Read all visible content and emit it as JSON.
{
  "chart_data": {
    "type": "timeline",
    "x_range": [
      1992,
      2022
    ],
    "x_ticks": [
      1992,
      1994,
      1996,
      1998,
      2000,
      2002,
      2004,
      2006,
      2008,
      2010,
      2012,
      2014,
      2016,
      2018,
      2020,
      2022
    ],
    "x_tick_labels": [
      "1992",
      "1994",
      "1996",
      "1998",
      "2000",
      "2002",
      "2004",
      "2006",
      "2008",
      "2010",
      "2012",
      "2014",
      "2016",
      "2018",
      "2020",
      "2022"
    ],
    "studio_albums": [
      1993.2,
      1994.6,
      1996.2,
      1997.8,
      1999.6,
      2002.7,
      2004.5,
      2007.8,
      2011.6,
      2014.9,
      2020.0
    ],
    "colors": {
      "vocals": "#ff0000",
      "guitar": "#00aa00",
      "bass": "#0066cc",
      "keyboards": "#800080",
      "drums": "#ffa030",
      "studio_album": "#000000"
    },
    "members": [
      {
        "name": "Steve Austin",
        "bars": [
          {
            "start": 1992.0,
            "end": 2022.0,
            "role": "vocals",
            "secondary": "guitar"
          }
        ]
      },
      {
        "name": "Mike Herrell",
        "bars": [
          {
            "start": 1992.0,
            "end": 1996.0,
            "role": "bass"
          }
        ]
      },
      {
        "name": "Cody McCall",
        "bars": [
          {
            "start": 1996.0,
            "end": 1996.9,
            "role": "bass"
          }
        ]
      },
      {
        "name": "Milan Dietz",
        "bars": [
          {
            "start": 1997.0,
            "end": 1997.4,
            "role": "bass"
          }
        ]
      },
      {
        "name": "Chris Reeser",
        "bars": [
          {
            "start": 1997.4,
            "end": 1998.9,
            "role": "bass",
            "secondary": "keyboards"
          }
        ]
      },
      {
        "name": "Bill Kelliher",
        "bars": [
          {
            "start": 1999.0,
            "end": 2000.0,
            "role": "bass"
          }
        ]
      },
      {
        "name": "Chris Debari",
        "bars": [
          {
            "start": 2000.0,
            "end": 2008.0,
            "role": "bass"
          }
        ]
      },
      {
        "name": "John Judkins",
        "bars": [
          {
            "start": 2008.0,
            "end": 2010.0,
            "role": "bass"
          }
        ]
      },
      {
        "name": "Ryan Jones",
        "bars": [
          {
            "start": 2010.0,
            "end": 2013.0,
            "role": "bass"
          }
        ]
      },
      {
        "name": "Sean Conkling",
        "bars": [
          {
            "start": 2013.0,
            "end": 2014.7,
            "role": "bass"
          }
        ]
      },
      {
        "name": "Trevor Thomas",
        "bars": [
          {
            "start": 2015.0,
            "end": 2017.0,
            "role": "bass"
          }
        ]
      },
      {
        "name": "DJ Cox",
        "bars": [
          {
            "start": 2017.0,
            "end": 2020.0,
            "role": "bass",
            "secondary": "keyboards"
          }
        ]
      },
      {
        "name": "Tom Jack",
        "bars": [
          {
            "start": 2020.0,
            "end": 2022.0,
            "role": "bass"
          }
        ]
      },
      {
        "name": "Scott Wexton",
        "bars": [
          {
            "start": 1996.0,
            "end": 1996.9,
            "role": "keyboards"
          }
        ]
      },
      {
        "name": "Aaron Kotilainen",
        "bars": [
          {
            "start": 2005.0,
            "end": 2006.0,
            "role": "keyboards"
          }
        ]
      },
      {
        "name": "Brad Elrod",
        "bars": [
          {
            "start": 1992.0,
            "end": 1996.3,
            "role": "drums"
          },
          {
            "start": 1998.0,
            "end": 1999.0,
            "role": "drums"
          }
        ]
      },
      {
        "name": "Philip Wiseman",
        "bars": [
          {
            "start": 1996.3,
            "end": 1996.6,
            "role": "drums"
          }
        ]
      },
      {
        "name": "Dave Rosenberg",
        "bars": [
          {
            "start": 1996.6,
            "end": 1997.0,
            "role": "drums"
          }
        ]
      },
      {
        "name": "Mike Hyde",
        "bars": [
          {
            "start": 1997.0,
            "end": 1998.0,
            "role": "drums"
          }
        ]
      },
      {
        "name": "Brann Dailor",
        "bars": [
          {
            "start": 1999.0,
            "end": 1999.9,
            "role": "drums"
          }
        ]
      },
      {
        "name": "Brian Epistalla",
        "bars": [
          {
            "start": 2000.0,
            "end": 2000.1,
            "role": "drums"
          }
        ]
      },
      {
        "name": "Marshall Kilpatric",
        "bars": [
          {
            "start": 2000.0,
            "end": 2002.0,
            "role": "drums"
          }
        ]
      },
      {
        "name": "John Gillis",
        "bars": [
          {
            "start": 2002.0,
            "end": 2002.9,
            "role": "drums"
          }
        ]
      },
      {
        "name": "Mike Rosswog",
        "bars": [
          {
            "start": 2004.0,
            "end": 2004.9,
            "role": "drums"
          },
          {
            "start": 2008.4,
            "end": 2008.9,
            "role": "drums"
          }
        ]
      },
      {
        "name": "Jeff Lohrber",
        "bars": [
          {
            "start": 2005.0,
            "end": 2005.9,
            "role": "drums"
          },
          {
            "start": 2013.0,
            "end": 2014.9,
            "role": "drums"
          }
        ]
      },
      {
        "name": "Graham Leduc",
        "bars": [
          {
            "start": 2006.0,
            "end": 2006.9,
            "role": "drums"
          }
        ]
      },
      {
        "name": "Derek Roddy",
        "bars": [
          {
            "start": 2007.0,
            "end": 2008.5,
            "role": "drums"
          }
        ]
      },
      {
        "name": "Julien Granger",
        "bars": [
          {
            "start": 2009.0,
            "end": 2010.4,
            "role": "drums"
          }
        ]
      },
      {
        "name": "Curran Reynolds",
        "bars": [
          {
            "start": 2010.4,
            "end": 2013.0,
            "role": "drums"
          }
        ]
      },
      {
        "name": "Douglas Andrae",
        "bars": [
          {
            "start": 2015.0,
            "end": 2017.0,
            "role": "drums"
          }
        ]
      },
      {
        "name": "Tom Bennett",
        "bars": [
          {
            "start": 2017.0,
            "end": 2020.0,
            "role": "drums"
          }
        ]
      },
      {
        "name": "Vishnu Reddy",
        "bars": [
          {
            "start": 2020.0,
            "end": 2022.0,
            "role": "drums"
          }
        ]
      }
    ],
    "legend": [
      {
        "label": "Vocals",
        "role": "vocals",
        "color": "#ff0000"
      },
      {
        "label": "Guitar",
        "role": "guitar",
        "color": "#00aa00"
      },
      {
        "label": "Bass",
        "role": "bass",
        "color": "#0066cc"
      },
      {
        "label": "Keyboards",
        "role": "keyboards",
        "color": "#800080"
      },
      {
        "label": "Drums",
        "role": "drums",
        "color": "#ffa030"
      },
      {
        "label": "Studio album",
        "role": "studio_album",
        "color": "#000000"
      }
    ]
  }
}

○ ○ ○ ○ ○ ○ ○

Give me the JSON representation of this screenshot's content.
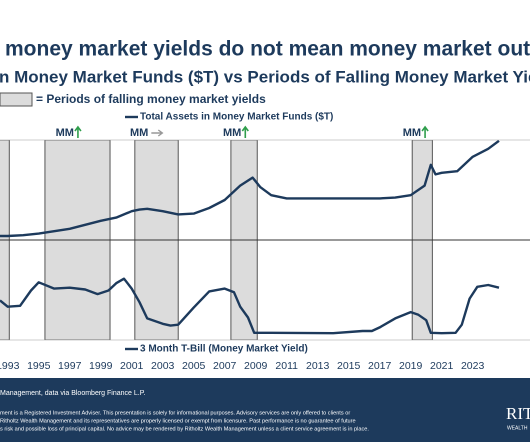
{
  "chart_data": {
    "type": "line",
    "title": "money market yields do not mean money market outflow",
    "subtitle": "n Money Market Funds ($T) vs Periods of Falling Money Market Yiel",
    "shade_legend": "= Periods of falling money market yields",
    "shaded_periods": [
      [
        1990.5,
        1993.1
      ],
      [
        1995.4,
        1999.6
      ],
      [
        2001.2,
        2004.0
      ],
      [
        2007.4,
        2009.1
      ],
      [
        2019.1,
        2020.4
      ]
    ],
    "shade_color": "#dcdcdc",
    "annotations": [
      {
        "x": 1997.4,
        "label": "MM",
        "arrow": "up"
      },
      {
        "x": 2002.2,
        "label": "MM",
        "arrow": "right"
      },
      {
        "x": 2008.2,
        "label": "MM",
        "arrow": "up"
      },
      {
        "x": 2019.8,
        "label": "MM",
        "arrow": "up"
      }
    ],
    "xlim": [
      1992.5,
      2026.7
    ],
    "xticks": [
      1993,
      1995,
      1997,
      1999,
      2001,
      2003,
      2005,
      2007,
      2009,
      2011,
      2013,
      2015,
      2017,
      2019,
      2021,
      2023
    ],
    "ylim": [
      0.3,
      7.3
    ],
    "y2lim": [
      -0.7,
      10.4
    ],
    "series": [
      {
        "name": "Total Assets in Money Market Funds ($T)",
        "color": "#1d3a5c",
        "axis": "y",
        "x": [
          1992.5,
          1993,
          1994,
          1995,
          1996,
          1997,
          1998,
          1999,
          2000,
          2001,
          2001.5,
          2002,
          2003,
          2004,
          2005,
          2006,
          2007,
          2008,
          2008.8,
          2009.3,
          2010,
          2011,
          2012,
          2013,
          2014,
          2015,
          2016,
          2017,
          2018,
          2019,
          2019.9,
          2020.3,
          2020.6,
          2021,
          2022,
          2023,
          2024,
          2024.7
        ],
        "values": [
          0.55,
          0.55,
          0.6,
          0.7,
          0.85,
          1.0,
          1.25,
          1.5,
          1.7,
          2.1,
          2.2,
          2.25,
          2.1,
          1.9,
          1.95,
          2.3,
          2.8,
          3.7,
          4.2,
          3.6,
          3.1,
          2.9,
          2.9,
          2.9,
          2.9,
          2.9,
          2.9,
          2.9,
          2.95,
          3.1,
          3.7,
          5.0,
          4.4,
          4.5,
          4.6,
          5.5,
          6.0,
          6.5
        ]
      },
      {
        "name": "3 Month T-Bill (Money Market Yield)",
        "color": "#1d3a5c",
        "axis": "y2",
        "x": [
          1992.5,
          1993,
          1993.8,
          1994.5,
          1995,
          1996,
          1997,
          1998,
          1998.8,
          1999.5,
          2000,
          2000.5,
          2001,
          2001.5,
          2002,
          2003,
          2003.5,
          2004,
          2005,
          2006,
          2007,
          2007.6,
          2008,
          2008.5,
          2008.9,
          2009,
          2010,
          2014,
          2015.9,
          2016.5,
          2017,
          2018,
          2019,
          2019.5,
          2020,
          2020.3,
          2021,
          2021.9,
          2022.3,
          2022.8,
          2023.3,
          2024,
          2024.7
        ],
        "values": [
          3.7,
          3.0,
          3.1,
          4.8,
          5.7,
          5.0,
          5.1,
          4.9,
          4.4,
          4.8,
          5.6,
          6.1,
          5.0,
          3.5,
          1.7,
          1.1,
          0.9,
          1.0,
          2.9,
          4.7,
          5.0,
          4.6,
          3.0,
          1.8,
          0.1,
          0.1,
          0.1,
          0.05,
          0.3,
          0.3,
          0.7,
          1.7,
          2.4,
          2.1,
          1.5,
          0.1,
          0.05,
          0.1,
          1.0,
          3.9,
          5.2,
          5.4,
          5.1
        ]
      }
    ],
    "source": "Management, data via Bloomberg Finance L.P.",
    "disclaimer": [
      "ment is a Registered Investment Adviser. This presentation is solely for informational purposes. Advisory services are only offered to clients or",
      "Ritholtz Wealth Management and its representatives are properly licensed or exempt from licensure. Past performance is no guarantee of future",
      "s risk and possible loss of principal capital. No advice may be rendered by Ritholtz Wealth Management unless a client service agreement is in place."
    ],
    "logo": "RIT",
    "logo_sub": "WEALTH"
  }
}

○ ○ ○ ○ ○ ○ ○

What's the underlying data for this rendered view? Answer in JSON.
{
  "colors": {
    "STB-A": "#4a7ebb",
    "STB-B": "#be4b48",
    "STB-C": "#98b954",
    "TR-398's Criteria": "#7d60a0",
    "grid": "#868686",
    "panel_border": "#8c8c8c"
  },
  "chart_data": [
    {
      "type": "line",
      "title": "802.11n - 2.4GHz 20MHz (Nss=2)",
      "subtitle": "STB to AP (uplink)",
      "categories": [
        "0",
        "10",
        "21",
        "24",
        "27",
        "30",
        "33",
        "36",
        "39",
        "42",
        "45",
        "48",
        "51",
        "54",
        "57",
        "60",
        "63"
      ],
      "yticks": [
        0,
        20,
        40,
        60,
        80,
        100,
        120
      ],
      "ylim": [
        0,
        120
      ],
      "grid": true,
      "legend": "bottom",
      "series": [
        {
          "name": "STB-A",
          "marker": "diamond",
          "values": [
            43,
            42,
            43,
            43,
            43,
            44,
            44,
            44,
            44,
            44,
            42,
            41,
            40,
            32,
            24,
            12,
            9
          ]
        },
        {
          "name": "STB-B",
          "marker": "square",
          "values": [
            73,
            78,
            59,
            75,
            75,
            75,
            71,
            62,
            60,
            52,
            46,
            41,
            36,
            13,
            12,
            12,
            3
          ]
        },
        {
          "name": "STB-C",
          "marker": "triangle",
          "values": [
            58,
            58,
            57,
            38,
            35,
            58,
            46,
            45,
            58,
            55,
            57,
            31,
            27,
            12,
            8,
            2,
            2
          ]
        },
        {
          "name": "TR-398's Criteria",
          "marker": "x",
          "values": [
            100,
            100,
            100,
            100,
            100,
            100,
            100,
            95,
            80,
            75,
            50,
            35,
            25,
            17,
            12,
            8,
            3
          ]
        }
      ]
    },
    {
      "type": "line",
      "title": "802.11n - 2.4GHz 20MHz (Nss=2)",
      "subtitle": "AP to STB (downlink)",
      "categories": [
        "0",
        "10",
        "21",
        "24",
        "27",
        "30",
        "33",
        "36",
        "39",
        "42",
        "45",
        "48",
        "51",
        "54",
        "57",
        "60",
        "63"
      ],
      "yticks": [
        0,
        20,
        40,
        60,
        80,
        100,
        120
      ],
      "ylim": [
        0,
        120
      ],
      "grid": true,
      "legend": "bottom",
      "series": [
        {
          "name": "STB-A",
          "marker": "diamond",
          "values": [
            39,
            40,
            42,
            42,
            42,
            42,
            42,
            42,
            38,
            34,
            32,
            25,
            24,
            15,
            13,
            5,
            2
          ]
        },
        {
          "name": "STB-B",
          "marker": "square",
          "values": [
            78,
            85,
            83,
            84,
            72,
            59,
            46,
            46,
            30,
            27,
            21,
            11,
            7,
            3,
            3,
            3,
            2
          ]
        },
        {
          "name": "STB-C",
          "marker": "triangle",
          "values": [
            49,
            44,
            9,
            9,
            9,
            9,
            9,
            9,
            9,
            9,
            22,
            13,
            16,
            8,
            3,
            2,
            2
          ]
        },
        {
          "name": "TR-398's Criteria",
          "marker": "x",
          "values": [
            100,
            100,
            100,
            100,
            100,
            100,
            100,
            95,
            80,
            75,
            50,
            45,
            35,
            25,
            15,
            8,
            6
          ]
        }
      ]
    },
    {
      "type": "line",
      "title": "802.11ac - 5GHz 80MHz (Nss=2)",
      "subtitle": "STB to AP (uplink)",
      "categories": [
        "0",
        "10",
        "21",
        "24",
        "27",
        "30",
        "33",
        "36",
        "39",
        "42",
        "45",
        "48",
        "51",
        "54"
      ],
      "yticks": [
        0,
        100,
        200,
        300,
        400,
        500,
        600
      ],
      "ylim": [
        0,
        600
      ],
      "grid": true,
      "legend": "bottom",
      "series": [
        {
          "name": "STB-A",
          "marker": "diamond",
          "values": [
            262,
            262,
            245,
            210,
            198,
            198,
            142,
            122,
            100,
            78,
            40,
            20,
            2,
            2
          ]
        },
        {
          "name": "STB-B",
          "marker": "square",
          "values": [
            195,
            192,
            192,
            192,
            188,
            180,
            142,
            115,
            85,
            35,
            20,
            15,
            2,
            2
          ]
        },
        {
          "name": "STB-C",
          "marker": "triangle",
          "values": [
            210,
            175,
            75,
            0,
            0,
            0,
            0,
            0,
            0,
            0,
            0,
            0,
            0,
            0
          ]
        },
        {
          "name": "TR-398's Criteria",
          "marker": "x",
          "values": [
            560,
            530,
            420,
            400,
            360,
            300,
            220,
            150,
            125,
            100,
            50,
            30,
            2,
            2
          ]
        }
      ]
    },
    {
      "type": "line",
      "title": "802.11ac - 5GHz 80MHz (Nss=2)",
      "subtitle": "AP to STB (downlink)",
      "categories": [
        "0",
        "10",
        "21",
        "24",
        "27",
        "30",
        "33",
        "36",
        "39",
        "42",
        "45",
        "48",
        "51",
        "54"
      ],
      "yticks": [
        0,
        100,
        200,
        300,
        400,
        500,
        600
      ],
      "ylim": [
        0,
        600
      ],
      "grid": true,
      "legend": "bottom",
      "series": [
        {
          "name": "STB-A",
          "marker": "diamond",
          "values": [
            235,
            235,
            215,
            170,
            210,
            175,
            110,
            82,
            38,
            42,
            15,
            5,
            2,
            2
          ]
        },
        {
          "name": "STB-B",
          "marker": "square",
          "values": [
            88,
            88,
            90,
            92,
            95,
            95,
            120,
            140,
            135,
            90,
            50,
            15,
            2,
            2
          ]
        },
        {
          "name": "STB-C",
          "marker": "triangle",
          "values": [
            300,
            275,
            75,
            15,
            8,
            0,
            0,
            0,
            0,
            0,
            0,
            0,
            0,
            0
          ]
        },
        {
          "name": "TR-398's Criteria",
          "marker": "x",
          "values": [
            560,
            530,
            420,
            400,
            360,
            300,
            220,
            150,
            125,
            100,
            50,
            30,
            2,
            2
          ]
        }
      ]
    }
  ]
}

○ ○ ○ ○ ○ ○ ○

Copy out all lines that carry the word "content".

#### Finished exercise
Read all visible content and emit it as JSON.
Give me the JSON representation of this screenshot's content.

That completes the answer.